Goal –
Below is a set of records; restate each one word for word.

Working data –
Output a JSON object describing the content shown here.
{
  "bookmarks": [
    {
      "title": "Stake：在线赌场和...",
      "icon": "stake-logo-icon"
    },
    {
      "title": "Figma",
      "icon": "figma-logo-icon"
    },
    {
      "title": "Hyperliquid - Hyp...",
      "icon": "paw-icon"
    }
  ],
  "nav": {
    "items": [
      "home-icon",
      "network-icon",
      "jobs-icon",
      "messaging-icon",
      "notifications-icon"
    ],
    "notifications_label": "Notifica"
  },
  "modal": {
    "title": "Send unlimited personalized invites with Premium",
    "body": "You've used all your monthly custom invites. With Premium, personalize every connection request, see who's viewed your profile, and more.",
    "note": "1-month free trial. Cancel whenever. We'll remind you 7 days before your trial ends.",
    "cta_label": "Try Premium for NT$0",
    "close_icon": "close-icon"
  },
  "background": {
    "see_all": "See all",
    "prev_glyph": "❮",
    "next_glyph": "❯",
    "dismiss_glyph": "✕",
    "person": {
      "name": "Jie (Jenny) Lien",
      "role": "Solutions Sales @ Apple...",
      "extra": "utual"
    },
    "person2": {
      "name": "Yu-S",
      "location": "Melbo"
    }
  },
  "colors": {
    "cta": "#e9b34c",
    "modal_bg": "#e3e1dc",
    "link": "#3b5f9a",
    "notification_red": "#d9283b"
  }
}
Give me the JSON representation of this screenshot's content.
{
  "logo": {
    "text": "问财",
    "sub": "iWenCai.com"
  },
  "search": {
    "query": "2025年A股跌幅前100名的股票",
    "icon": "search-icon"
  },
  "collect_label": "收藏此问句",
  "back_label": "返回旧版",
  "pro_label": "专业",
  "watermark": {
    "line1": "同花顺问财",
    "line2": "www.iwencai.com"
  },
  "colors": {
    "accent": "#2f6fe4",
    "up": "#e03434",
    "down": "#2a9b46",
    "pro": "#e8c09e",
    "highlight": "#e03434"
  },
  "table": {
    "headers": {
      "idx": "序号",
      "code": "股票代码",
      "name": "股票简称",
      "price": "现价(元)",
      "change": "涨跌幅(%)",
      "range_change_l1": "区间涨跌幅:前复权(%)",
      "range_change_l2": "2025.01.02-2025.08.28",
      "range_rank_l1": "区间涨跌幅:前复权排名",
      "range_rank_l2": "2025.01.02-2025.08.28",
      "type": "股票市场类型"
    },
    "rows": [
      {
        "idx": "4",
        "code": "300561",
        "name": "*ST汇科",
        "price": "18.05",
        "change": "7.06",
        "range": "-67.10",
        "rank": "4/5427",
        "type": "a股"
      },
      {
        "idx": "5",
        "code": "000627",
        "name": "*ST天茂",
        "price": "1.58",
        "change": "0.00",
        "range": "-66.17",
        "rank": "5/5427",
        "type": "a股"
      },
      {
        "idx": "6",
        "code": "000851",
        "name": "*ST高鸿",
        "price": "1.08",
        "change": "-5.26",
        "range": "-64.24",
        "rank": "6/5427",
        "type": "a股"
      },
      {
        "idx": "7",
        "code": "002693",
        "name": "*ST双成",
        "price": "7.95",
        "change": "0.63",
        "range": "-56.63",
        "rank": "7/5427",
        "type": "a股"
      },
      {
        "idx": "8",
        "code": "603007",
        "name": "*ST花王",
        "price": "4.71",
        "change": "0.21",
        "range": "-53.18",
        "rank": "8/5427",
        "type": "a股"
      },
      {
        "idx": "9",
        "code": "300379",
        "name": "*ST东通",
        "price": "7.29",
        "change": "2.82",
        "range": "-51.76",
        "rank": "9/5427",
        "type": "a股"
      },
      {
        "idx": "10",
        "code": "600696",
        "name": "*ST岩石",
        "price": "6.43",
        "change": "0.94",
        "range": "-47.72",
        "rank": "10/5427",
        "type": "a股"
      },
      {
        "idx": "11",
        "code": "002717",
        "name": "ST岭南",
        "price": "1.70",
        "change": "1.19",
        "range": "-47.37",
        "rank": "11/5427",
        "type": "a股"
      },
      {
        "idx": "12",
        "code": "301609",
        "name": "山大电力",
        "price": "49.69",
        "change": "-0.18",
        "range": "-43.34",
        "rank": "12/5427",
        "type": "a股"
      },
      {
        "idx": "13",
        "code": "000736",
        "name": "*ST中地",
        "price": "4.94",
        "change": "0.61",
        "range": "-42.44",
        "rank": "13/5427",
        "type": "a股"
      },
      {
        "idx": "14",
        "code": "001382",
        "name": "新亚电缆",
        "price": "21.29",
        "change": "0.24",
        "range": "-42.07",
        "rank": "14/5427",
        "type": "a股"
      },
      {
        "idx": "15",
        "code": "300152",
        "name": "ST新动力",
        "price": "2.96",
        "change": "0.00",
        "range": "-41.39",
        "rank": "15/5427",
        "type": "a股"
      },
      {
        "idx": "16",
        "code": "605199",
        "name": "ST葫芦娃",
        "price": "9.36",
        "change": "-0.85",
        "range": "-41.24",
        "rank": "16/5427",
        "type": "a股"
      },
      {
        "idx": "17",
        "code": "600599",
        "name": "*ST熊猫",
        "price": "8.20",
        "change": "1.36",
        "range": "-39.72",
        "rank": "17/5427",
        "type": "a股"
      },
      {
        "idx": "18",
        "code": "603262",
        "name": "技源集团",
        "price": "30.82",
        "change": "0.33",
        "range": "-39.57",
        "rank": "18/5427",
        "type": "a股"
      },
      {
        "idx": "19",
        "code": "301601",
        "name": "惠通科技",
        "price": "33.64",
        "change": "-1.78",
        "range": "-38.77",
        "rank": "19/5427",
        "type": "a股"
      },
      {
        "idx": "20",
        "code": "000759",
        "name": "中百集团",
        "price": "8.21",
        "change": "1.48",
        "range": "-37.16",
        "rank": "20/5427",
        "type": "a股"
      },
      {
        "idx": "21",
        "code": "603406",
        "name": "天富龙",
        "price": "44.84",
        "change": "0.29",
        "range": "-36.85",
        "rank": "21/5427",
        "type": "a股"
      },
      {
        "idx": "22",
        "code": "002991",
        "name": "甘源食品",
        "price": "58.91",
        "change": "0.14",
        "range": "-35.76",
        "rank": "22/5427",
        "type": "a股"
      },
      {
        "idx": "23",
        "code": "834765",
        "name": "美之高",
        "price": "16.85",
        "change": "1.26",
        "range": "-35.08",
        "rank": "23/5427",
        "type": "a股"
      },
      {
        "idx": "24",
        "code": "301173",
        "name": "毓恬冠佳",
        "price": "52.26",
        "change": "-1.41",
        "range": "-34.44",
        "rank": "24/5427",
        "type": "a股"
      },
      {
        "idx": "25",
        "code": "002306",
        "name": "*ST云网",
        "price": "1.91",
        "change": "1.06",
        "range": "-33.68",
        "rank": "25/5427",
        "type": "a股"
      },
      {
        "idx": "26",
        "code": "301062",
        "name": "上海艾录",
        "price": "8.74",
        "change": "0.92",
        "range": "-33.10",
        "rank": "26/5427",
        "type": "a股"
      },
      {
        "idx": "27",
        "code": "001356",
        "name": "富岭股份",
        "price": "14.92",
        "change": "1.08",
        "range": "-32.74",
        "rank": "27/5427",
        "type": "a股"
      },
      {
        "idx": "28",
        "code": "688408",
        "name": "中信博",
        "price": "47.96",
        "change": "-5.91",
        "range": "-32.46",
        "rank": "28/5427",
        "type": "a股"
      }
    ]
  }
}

Complete response –
Output a JSON object describing the content shown here.
{
  "bookmarks": [
    {
      "title": "Stake：在线赌场和...",
      "icon": "stake-logo-icon"
    },
    {
      "title": "Figma",
      "icon": "figma-logo-icon"
    },
    {
      "title": "Hyperliquid - Hyp...",
      "icon": "paw-icon"
    }
  ],
  "nav": {
    "items": [
      "home-icon",
      "network-icon",
      "jobs-icon",
      "messaging-icon",
      "notifications-icon"
    ],
    "notifications_label": "Notifica"
  },
  "modal": {
    "title": "Send unlimited personalized invites with Premium",
    "body": "You've used all your monthly custom invites. With Premium, personalize every connection request, see who's viewed your profile, and more.",
    "note": "1-month free trial. Cancel whenever. We'll remind you 7 days before your trial ends.",
    "cta_label": "Try Premium for NT$0",
    "close_icon": "close-icon"
  },
  "background": {
    "see_all": "See all",
    "prev_glyph": "❮",
    "next_glyph": "❯",
    "dismiss_glyph": "✕",
    "person": {
      "name": "Jie (Jenny) Lien",
      "role": "Solutions Sales @ Apple...",
      "extra": "utual"
    },
    "person2": {
      "name": "Yu-S",
      "location": "Melbo"
    }
  },
  "colors": {
    "cta": "#e9b34c",
    "modal_bg": "#e3e1dc",
    "link": "#3b5f9a",
    "notification_red": "#d9283b"
  }
}
Give me the JSON representation of this screenshot's content.
{
  "logo": {
    "text": "问财",
    "sub": "iWenCai.com"
  },
  "search": {
    "query": "2025年A股跌幅前100名的股票",
    "icon": "search-icon"
  },
  "collect_label": "收藏此问句",
  "back_label": "返回旧版",
  "pro_label": "专业",
  "watermark": {
    "line1": "同花顺问财",
    "line2": "www.iwencai.com"
  },
  "colors": {
    "accent": "#2f6fe4",
    "up": "#e03434",
    "down": "#2a9b46",
    "pro": "#e8c09e",
    "highlight": "#e03434"
  },
  "table": {
    "headers": {
      "idx": "序号",
      "code": "股票代码",
      "name": "股票简称",
      "price": "现价(元)",
      "change": "涨跌幅(%)",
      "range_change_l1": "区间涨跌幅:前复权(%)",
      "range_change_l2": "2025.01.02-2025.08.28",
      "range_rank_l1": "区间涨跌幅:前复权排名",
      "range_rank_l2": "2025.01.02-2025.08.28",
      "type": "股票市场类型"
    },
    "rows": [
      {
        "idx": "4",
        "code": "300561",
        "name": "*ST汇科",
        "price": "18.05",
        "change": "7.06",
        "range": "-67.10",
        "rank": "4/5427",
        "type": "a股"
      },
      {
        "idx": "5",
        "code": "000627",
        "name": "*ST天茂",
        "price": "1.58",
        "change": "0.00",
        "range": "-66.17",
        "rank": "5/5427",
        "type": "a股"
      },
      {
        "idx": "6",
        "code": "000851",
        "name": "*ST高鸿",
        "price": "1.08",
        "change": "-5.26",
        "range": "-64.24",
        "rank": "6/5427",
        "type": "a股"
      },
      {
        "idx": "7",
        "code": "002693",
        "name": "*ST双成",
        "price": "7.95",
        "change": "0.63",
        "range": "-56.63",
        "rank": "7/5427",
        "type": "a股"
      },
      {
        "idx": "8",
        "code": "603007",
        "name": "*ST花王",
        "price": "4.71",
        "change": "0.21",
        "range": "-53.18",
        "rank": "8/5427",
        "type": "a股"
      },
      {
        "idx": "9",
        "code": "300379",
        "name": "*ST东通",
        "price": "7.29",
        "change": "2.82",
        "range": "-51.76",
        "rank": "9/5427",
        "type": "a股"
      },
      {
        "idx": "10",
        "code": "600696",
        "name": "*ST岩石",
        "price": "6.43",
        "change": "0.94",
        "range": "-47.72",
        "rank": "10/5427",
        "type": "a股"
      },
      {
        "idx": "11",
        "code": "002717",
        "name": "ST岭南",
        "price": "1.70",
        "change": "1.19",
        "range": "-47.37",
        "rank": "11/5427",
        "type": "a股"
      },
      {
        "idx": "12",
        "code": "301609",
        "name": "山大电力",
        "price": "49.69",
        "change": "-0.18",
        "range": "-43.34",
        "rank": "12/5427",
        "type": "a股"
      },
      {
        "idx": "13",
        "code": "000736",
        "name": "*ST中地",
        "price": "4.94",
        "change": "0.61",
        "range": "-42.44",
        "rank": "13/5427",
        "type": "a股"
      },
      {
        "idx": "14",
        "code": "001382",
        "name": "新亚电缆",
        "price": "21.29",
        "change": "0.24",
        "range": "-42.07",
        "rank": "14/5427",
        "type": "a股"
      },
      {
        "idx": "15",
        "code": "300152",
        "name": "ST新动力",
        "price": "2.96",
        "change": "0.00",
        "range": "-41.39",
        "rank": "15/5427",
        "type": "a股"
      },
      {
        "idx": "16",
        "code": "605199",
        "name": "ST葫芦娃",
        "price": "9.36",
        "change": "-0.85",
        "range": "-41.24",
        "rank": "16/5427",
        "type": "a股"
      },
      {
        "idx": "17",
        "code": "600599",
        "name": "*ST熊猫",
        "price": "8.20",
        "change": "1.36",
        "range": "-39.72",
        "rank": "17/5427",
        "type": "a股"
      },
      {
        "idx": "18",
        "code": "603262",
        "name": "技源集团",
        "price": "30.82",
        "change": "0.33",
        "range": "-39.57",
        "rank": "18/5427",
        "type": "a股"
      },
      {
        "idx": "19",
        "code": "301601",
        "name": "惠通科技",
        "price": "33.64",
        "change": "-1.78",
        "range": "-38.77",
        "rank": "19/5427",
        "type": "a股"
      },
      {
        "idx": "20",
        "code": "000759",
        "name": "中百集团",
        "price": "8.21",
        "change": "1.48",
        "range": "-37.16",
        "rank": "20/5427",
        "type": "a股"
      },
      {
        "idx": "21",
        "code": "603406",
        "name": "天富龙",
        "price": "44.84",
        "change": "0.29",
        "range": "-36.85",
        "rank": "21/5427",
        "type": "a股"
      },
      {
        "idx": "22",
        "code": "002991",
        "name": "甘源食品",
        "price": "58.91",
        "change": "0.14",
        "range": "-35.76",
        "rank": "22/5427",
        "type": "a股"
      },
      {
        "idx": "23",
        "code": "834765",
        "name": "美之高",
        "price": "16.85",
        "change": "1.26",
        "range": "-35.08",
        "rank": "23/5427",
        "type": "a股"
      },
      {
        "idx": "24",
        "code": "301173",
        "name": "毓恬冠佳",
        "price": "52.26",
        "change": "-1.41",
        "range": "-34.44",
        "rank": "24/5427",
        "type": "a股"
      },
      {
        "idx": "25",
        "code": "002306",
        "name": "*ST云网",
        "price": "1.91",
        "change": "1.06",
        "range": "-33.68",
        "rank": "25/5427",
        "type": "a股"
      },
      {
        "idx": "26",
        "code": "301062",
        "name": "上海艾录",
        "price": "8.74",
        "change": "0.92",
        "range": "-33.10",
        "rank": "26/5427",
        "type": "a股"
      },
      {
        "idx": "27",
        "code": "001356",
        "name": "富岭股份",
        "price": "14.92",
        "change": "1.08",
        "range": "-32.74",
        "rank": "27/5427",
        "type": "a股"
      },
      {
        "idx": "28",
        "code": "688408",
        "name": "中信博",
        "price": "47.96",
        "change": "-5.91",
        "range": "-32.46",
        "rank": "28/5427",
        "type": "a股"
      }
    ]
  }
}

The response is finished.